**Extrait du document:**
Cet article publié dans Rouge en 1995 raconte l’action organisée par Ras l’Front contre le rassemblement du Front national le 1er mai 1995.
Il est 19 heures, lundi 1er mai et les militants de Ras l’front se retrouvent à leur local pour faire un premier bilan. Les traits pour certains sont tirés, l’ambiance est à la colère et à l’excitation. Rage de voir que la manifestation du Front national s’est soldée, une fois encore, par la mort d’un jeune Marocain de 29 ans, Brahim Bouarram, jeté à la Seine par des skins qui participaient au défilé lepéniste. Excitation d’avoir pu, ne serait-ce que quelques instants, troubler la grande messe du Front national. Nous leur avons demandé de bien vouloir raconter pour Rouge ce week-end.
Autour de la grande table, où circulent quelques verres de la cuvée Ras l’front, sont présents presque tous ceux qui ont contribué à la réussite de l’opération. Car, au-delà de la réussite médiatique et politique, les militants antifascistes ont fait preuve d’un esprit d’initiative et d’une capacité à travailler en équipe importante.
Il est d’abord décidé, évidemment, de participer à l’initiative en mémoire de Brahim et d’en faire une initiative dynamique, qui ne soit pas qu’un enterrement, un de plus après celui d’Ibrahim à Marseille, mais, comme cela s’est fait justement avec les Comoriens là-bas, l’occasion de resserrer les liens entre les communautés étrangères et immigrées avec les militants antifascistes et antiracistes.

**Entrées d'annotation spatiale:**
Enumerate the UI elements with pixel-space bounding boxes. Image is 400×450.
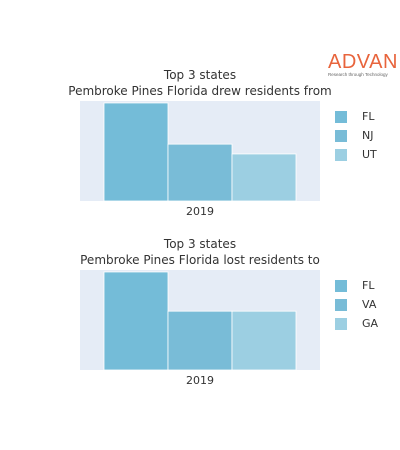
bar-nj [167, 143, 233, 202]
legend-item-va[interactable]: VA [335, 295, 378, 314]
legend-swatch [335, 129, 347, 142]
legend-label: UT [362, 148, 377, 161]
advan-logo: ADVAN Research through Technology [328, 51, 398, 78]
x-tick-label: 2019 [186, 205, 214, 218]
chart-drew-residents-from: Top 3 states Pembroke Pines Florida drew… [0, 64, 400, 234]
bar-ga [231, 310, 297, 371]
legend-label: FL [362, 279, 375, 292]
legend-item-fl[interactable]: FL [335, 107, 377, 126]
legend-label: NJ [362, 129, 374, 142]
bar-chart-svg: 2019 [80, 270, 320, 387]
chart-title: Top 3 states Pembroke Pines Florida drew… [68, 67, 331, 99]
chart-title: Top 3 states Pembroke Pines Florida lost… [80, 236, 320, 268]
chart-subtitle-line: Pembroke Pines Florida drew residents fr… [68, 84, 332, 98]
legend-label: FL [362, 110, 375, 123]
legend-item-ga[interactable]: GA [335, 314, 378, 333]
chart-legend: FL NJ UT [335, 107, 377, 164]
logo-wordmark: ADVAN [328, 51, 398, 73]
bar-fl [103, 102, 169, 202]
legend-item-fl[interactable]: FL [335, 276, 378, 295]
legend-swatch [335, 298, 347, 311]
chart-legend: FL VA GA [335, 276, 378, 333]
chart-title-line: Top 3 states [163, 68, 237, 82]
x-tick-label: 2019 [186, 374, 214, 387]
legend-swatch [335, 148, 347, 161]
legend-label: GA [362, 317, 379, 330]
legend-item-ut[interactable]: UT [335, 145, 377, 164]
chart-title-line: Top 3 states [163, 237, 237, 251]
bar-ut [231, 153, 297, 202]
bar-va [167, 310, 233, 371]
bar-fl [103, 271, 169, 371]
chart-subtitle-line: Pembroke Pines Florida lost residents to [80, 253, 320, 267]
chart-lost-residents-to: Top 3 states Pembroke Pines Florida lost… [0, 233, 400, 403]
bar-chart-svg: 2019 [80, 101, 320, 218]
legend-swatch [335, 317, 347, 330]
legend-swatch [335, 110, 347, 123]
legend-swatch [335, 279, 347, 292]
legend-label: VA [362, 298, 377, 311]
logo-tagline: Research through Technology [328, 72, 388, 77]
legend-item-nj[interactable]: NJ [335, 126, 377, 145]
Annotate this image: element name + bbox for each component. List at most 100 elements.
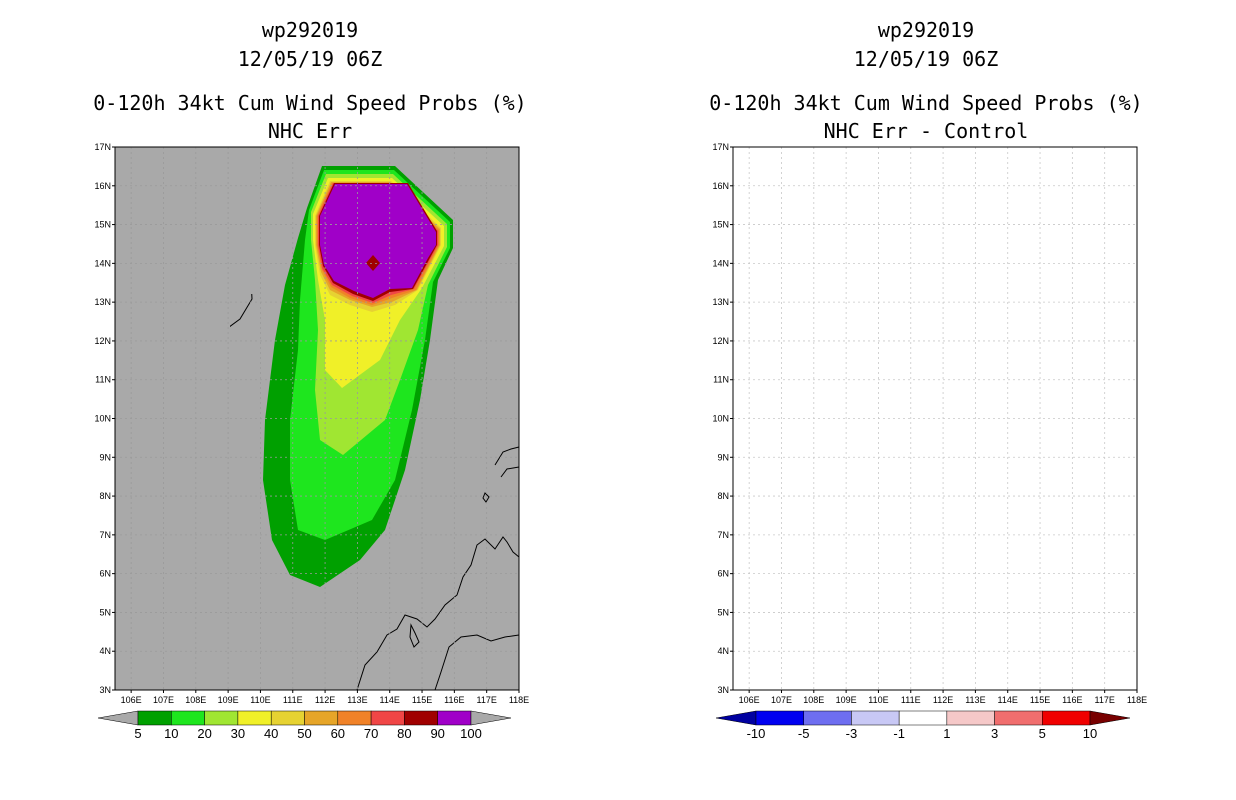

**Travail demandé:**
(a) Ces affirmations concordent-elles avec l'article sur l'action de Ras l'Front du 1er mai 1995 ? Répondez à chacune par oui ou par non, en citant les mots décisifs de l'article. (i) Brahim Bouarram avait 29 ans. (ii) Les militants se retrouvent à leur local le dimanche soir. (iii) L'enterrement d'Ibrahim a eu lieu à Paris.
(b) Dans les entrées, modifiez les lignes qui vont de celle contenant « bar-nj [167, 143, 233, 202] » à celle contenant « chart-title: Top 3 states Pembroke Pines Florida lost… » en remplaçant « legend-label » par « legend-text ». Ne redonnez que ces lignes.

**Corrigé:**
(a)
(i) Oui : « la mort d’un jeune Marocain de 29 ans, Brahim Bouarram »
(ii) Non : « Il est 19 heures, lundi 1er mai et les militants de Ras l’front se retrouvent à leur local »
(iii) Non : « un de plus après celui d’Ibrahim à Marseille »

(b)
bar-nj [167, 143, 233, 202]
legend-item-va[interactable]: VA [335, 295, 378, 314]
legend-swatch [335, 129, 347, 142]
legend-text: UT [362, 148, 377, 161]
advan-logo: ADVAN Research through Technology [328, 51, 398, 78]
x-tick-label: 2019 [186, 205, 214, 218]
chart-drew-residents-from: Top 3 states Pembroke Pines Florida drew… [0, 64, 400, 234]
bar-ga [231, 310, 297, 371]
legend-text: FL [362, 279, 375, 292]
legend-item-fl[interactable]: FL [335, 107, 377, 126]
legend-text: NJ [362, 129, 374, 142]
bar-chart-svg: 2019 [80, 270, 320, 387]
chart-title: Top 3 states Pembroke Pines Florida drew… [68, 67, 331, 99]
chart-title: Top 3 states Pembroke Pines Florida lost… [80, 236, 320, 268]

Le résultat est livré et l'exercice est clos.